======== SOURCE RECORDS
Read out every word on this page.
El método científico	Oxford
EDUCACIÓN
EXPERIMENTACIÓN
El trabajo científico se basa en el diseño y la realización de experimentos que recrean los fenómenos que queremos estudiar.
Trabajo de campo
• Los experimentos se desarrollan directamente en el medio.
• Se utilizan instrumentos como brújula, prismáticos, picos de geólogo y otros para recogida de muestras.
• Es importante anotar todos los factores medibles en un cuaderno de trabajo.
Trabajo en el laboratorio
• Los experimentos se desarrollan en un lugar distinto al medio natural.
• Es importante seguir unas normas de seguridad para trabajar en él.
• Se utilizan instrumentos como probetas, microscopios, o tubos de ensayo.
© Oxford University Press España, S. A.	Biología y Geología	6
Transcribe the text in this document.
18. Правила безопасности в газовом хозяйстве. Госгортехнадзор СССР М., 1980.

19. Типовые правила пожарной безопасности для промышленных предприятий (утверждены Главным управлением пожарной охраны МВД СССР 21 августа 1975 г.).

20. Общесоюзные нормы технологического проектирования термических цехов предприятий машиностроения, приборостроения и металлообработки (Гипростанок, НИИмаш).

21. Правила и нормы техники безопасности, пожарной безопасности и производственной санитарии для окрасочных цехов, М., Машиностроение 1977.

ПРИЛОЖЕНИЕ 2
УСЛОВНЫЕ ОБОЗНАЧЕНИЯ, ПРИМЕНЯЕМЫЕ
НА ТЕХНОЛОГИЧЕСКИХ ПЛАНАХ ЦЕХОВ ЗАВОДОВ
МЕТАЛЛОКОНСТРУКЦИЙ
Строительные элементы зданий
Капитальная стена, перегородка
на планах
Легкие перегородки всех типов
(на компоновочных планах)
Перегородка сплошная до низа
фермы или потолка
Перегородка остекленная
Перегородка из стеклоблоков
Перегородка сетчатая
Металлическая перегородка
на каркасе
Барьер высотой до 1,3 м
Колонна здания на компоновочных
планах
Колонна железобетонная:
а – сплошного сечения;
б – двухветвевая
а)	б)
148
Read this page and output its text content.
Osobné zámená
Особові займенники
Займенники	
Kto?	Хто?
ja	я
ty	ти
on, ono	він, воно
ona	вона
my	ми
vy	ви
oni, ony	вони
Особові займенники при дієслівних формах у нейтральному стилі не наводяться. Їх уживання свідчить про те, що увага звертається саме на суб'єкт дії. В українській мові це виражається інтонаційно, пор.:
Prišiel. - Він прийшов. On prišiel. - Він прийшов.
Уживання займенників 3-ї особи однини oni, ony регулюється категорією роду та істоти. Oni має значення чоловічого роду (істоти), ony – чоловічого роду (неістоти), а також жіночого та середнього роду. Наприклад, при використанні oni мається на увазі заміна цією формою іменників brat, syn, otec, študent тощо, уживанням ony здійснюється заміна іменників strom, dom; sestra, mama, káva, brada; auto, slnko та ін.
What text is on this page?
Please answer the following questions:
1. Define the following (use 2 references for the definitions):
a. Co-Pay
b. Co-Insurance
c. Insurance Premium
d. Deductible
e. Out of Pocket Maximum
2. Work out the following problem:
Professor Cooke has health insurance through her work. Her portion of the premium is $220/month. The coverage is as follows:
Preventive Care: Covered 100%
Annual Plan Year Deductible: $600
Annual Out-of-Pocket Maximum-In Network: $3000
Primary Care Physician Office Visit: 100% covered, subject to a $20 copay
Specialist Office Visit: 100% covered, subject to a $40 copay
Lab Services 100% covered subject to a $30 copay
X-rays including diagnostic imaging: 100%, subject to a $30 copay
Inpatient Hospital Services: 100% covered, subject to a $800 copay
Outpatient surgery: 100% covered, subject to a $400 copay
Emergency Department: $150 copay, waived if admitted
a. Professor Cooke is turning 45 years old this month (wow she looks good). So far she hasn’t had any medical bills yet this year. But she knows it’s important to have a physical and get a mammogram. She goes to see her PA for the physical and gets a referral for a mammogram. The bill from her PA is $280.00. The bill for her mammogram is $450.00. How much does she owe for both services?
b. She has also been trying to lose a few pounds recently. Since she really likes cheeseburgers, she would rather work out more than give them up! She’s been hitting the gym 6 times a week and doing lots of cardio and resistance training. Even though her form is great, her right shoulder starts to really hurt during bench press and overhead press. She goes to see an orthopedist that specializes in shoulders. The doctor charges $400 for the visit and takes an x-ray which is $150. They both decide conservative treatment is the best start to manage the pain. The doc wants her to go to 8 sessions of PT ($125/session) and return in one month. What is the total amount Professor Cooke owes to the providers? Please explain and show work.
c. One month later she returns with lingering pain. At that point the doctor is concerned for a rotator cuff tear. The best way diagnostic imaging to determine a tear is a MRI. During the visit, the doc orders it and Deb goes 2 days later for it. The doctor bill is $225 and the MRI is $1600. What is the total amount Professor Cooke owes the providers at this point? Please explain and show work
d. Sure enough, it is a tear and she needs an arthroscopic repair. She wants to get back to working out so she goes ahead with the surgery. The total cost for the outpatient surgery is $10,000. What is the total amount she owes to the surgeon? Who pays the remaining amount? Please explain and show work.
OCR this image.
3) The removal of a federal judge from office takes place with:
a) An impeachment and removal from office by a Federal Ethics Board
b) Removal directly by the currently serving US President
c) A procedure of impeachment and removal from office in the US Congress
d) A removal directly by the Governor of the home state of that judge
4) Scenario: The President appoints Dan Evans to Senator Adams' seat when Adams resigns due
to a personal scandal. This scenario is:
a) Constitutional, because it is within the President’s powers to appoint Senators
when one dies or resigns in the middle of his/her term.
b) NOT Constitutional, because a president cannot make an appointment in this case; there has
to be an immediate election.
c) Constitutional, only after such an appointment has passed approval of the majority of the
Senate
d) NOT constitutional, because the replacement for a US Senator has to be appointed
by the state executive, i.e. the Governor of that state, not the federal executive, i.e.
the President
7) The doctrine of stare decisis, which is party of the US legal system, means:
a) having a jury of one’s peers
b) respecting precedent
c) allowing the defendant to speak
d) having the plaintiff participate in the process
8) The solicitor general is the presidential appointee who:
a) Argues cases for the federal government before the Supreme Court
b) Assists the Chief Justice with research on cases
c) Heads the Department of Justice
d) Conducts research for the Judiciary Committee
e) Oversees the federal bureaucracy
================
From the listing above, pick out every line containing "Maximum".

### FINAL RESULT
e. Out of Pocket Maximum
Annual Out-of-Pocket Maximum-In Network: $3000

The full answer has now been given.